───── Data lines
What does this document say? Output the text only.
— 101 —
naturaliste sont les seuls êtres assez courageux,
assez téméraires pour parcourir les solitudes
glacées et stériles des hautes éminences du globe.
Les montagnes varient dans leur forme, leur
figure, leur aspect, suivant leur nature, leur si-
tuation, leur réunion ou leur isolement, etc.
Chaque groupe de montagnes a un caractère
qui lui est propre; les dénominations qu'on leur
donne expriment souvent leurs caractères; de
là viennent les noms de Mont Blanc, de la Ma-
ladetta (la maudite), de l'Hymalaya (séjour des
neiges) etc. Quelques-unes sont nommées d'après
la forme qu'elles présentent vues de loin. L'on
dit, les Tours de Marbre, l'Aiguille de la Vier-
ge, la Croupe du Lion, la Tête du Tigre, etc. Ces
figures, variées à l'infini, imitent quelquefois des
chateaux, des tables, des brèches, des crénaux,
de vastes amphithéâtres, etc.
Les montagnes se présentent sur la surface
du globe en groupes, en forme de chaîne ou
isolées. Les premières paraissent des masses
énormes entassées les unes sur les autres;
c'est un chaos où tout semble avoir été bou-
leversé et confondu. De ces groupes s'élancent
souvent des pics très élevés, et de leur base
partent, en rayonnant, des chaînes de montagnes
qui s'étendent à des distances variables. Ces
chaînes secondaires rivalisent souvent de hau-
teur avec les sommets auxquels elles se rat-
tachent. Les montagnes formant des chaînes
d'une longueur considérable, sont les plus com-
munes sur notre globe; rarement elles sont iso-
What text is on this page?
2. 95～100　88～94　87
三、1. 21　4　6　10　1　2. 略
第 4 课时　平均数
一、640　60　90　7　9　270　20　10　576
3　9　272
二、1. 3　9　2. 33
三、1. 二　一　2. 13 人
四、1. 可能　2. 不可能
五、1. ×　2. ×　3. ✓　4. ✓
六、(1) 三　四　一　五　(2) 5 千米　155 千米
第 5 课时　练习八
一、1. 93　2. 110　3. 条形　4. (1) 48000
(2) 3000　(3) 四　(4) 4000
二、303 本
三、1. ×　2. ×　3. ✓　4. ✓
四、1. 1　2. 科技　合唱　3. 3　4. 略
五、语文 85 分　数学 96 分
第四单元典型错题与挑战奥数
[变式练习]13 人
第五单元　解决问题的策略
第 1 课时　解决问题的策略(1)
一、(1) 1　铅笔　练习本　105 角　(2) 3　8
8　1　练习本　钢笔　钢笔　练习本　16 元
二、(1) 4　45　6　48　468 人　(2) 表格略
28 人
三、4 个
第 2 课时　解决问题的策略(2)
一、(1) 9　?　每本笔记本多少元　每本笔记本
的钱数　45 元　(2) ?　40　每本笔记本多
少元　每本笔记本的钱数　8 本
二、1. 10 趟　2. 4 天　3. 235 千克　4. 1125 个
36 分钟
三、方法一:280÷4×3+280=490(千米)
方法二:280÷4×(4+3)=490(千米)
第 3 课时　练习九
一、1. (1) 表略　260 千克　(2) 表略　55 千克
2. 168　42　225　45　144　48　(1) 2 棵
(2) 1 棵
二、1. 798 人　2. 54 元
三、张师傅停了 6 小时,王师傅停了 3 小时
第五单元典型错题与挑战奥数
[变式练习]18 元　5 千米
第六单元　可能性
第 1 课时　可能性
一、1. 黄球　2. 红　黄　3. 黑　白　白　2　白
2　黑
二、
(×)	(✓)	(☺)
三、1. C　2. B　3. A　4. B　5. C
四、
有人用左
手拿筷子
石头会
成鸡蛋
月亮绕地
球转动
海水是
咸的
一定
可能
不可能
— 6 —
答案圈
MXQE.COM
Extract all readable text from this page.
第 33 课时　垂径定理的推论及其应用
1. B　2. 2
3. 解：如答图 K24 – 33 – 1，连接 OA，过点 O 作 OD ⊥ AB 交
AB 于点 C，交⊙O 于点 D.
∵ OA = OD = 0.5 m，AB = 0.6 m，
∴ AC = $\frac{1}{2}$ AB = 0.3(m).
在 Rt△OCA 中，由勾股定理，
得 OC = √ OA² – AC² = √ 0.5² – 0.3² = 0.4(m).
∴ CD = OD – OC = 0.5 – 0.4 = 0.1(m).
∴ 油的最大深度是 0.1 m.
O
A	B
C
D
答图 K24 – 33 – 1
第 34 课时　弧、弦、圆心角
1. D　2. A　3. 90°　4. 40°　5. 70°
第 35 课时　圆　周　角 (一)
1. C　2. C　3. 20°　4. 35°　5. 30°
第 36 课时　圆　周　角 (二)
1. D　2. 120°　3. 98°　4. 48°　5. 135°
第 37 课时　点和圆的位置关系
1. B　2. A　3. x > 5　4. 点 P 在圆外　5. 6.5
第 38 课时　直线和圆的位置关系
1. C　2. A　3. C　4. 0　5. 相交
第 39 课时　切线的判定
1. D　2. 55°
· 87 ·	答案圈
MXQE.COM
──────────
▶ **Request**:
Write out every record verbatim.

▶ **Solution to this problem**:
What does this document say? Output the text only.
— 101 —
naturaliste sont les seuls êtres assez courageux,
assez téméraires pour parcourir les solitudes
glacées et stériles des hautes éminences du globe.
Les montagnes varient dans leur forme, leur
figure, leur aspect, suivant leur nature, leur si-
tuation, leur réunion ou leur isolement, etc.
Chaque groupe de montagnes a un caractère
qui lui est propre; les dénominations qu'on leur
donne expriment souvent leurs caractères; de
là viennent les noms de Mont Blanc, de la Ma-
ladetta (la maudite), de l'Hymalaya (séjour des
neiges) etc. Quelques-unes sont nommées d'après
la forme qu'elles présentent vues de loin. L'on
dit, les Tours de Marbre, l'Aiguille de la Vier-
ge, la Croupe du Lion, la Tête du Tigre, etc. Ces
figures, variées à l'infini, imitent quelquefois des
chateaux, des tables, des brèches, des crénaux,
de vastes amphithéâtres, etc.
Les montagnes se présentent sur la surface
du globe en groupes, en forme de chaîne ou
isolées. Les premières paraissent des masses
énormes entassées les unes sur les autres;
c'est un chaos où tout semble avoir été bou-
leversé et confondu. De ces groupes s'élancent
souvent des pics très élevés, et de leur base
partent, en rayonnant, des chaînes de montagnes
qui s'étendent à des distances variables. Ces
chaînes secondaires rivalisent souvent de hau-
teur avec les sommets auxquels elles se rat-
tachent. Les montagnes formant des chaînes
d'une longueur considérable, sont les plus com-
munes sur notre globe; rarement elles sont iso-
What text is on this page?
2. 95～100　88～94　87
三、1. 21　4　6　10　1　2. 略
第 4 课时　平均数
一、640　60　90　7　9　270　20　10　576
3　9　272
二、1. 3　9　2. 33
三、1. 二　一　2. 13 人
四、1. 可能　2. 不可能
五、1. ×　2. ×　3. ✓　4. ✓
六、(1) 三　四　一　五　(2) 5 千米　155 千米
第 5 课时　练习八
一、1. 93　2. 110　3. 条形　4. (1) 48000
(2) 3000　(3) 四　(4) 4000
二、303 本
三、1. ×　2. ×　3. ✓　4. ✓
四、1. 1　2. 科技　合唱　3. 3　4. 略
五、语文 85 分　数学 96 分
第四单元典型错题与挑战奥数
[变式练习]13 人
第五单元　解决问题的策略
第 1 课时　解决问题的策略(1)
一、(1) 1　铅笔　练习本　105 角　(2) 3　8
8　1　练习本　钢笔　钢笔　练习本　16 元
二、(1) 4　45　6　48　468 人　(2) 表格略
28 人
三、4 个
第 2 课时　解决问题的策略(2)
一、(1) 9　?　每本笔记本多少元　每本笔记本
的钱数　45 元　(2) ?　40　每本笔记本多
少元　每本笔记本的钱数　8 本
二、1. 10 趟　2. 4 天　3. 235 千克　4. 1125 个
36 分钟
三、方法一:280÷4×3+280=490(千米)
方法二:280÷4×(4+3)=490(千米)
第 3 课时　练习九
一、1. (1) 表略　260 千克　(2) 表略　55 千克
2. 168　42　225　45　144　48　(1) 2 棵
(2) 1 棵
二、1. 798 人　2. 54 元
三、张师傅停了 6 小时,王师傅停了 3 小时
第五单元典型错题与挑战奥数
[变式练习]18 元　5 千米
第六单元　可能性
第 1 课时　可能性
一、1. 黄球　2. 红　黄　3. 黑　白　白　2　白
2　黑
二、
(×)	(✓)	(☺)
三、1. C　2. B　3. A　4. B　5. C
四、
有人用左
手拿筷子
石头会
成鸡蛋
月亮绕地
球转动
海水是
咸的
一定
可能
不可能
— 6 —
答案圈
MXQE.COM
Extract all readable text from this page.
第 33 课时　垂径定理的推论及其应用
1. B　2. 2
3. 解：如答图 K24 – 33 – 1，连接 OA，过点 O 作 OD ⊥ AB 交
AB 于点 C，交⊙O 于点 D.
∵ OA = OD = 0.5 m，AB = 0.6 m，
∴ AC = $\frac{1}{2}$ AB = 0.3(m).
在 Rt△OCA 中，由勾股定理，
得 OC = √ OA² – AC² = √ 0.5² – 0.3² = 0.4(m).
∴ CD = OD – OC = 0.5 – 0.4 = 0.1(m).
∴ 油的最大深度是 0.1 m.
O
A	B
C
D
答图 K24 – 33 – 1
第 34 课时　弧、弦、圆心角
1. D　2. A　3. 90°　4. 40°　5. 70°
第 35 课时　圆　周　角 (一)
1. C　2. C　3. 20°　4. 35°　5. 30°
第 36 课时　圆　周　角 (二)
1. D　2. 120°　3. 98°　4. 48°　5. 135°
第 37 课时　点和圆的位置关系
1. B　2. A　3. x > 5　4. 点 P 在圆外　5. 6.5
第 38 课时　直线和圆的位置关系
1. C　2. A　3. C　4. 0　5. 相交
第 39 课时　切线的判定
1. D　2. 55°
· 87 ·	答案圈
MXQE.COM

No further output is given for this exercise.